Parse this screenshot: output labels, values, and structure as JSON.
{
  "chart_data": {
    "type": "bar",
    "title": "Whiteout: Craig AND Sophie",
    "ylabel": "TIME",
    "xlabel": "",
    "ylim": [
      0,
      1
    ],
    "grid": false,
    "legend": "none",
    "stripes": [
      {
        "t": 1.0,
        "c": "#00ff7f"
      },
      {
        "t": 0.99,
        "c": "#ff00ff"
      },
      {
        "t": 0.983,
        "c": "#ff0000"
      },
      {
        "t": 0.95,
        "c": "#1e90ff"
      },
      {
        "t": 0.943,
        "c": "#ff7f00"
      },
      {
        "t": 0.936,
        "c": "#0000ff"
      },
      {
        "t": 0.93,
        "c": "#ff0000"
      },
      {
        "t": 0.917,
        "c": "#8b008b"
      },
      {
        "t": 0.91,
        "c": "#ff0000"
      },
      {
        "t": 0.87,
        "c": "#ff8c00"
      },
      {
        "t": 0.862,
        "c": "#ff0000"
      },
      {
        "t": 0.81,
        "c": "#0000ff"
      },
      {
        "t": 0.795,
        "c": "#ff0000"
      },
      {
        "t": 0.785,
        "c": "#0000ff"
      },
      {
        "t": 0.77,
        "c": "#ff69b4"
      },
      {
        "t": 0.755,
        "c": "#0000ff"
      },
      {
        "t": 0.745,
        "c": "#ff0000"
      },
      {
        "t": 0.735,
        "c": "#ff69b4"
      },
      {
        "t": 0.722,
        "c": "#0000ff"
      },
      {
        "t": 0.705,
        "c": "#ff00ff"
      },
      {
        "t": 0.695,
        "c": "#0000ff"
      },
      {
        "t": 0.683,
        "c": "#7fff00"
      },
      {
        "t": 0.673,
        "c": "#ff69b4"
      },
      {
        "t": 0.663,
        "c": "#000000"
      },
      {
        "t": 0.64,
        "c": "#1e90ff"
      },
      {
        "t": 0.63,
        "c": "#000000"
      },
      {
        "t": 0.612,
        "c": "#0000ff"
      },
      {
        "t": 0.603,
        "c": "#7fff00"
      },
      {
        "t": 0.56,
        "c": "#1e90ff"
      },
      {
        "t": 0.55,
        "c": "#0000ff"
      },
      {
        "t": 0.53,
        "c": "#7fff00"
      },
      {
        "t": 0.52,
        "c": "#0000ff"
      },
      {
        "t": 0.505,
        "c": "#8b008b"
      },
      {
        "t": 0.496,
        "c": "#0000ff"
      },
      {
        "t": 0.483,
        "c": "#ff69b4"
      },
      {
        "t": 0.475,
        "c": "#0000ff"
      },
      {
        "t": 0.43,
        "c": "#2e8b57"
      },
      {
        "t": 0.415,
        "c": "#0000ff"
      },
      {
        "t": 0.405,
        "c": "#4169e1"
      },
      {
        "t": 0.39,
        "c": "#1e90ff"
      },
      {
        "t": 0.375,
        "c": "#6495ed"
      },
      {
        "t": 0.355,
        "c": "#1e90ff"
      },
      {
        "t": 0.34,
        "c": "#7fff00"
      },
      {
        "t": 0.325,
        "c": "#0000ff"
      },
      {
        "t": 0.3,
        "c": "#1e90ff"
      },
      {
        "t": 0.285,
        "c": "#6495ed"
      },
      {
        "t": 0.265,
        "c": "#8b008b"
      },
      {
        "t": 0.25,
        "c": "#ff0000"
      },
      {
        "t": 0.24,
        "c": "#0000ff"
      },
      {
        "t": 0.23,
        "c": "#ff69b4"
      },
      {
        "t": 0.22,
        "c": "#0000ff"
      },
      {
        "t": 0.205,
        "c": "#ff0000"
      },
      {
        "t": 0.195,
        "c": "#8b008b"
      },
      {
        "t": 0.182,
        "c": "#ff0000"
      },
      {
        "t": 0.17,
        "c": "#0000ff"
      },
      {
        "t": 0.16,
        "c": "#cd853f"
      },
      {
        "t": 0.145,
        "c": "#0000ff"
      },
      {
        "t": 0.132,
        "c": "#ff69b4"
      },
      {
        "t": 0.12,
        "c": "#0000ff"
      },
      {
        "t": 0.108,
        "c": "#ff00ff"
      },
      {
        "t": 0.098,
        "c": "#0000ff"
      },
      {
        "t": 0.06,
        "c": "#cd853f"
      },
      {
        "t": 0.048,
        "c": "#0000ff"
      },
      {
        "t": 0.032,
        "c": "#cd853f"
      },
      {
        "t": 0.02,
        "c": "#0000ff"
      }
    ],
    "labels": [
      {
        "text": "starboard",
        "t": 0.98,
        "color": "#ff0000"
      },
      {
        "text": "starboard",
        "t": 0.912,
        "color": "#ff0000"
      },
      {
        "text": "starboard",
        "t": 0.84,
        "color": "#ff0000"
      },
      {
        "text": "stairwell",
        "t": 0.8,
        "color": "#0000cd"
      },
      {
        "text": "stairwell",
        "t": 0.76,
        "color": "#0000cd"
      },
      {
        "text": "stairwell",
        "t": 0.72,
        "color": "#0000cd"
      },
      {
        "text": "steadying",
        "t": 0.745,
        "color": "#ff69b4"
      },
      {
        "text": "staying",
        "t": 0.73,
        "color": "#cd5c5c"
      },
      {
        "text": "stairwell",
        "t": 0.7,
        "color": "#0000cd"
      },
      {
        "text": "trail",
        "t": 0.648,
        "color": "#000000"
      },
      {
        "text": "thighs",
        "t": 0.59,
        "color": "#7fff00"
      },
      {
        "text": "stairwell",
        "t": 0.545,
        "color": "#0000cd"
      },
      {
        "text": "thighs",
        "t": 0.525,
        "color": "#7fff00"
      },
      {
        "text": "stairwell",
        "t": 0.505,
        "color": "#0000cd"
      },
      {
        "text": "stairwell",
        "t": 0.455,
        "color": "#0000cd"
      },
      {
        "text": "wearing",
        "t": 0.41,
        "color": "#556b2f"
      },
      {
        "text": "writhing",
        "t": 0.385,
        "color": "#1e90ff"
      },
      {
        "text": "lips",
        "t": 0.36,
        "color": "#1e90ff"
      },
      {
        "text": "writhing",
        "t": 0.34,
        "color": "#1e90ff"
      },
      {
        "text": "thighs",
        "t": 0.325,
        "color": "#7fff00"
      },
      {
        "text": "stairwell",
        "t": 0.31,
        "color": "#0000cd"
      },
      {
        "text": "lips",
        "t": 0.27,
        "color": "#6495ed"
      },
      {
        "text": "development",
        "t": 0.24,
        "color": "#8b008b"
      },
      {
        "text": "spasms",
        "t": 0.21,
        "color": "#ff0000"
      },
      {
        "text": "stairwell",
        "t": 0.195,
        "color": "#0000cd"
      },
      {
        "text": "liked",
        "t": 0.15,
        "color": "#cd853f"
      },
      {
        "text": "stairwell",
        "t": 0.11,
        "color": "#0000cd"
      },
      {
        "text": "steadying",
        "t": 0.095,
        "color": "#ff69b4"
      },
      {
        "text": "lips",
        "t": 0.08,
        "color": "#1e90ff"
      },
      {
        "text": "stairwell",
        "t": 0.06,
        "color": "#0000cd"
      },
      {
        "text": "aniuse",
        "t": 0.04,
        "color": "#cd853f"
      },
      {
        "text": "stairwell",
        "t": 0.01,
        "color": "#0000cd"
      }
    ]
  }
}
· · · ·
#### [EXERCISE INSTRUCTIONS]
Determine how many lines of the listing above hold the word "labels". Report that number without anything else.

#### [FINAL ANSWER]
2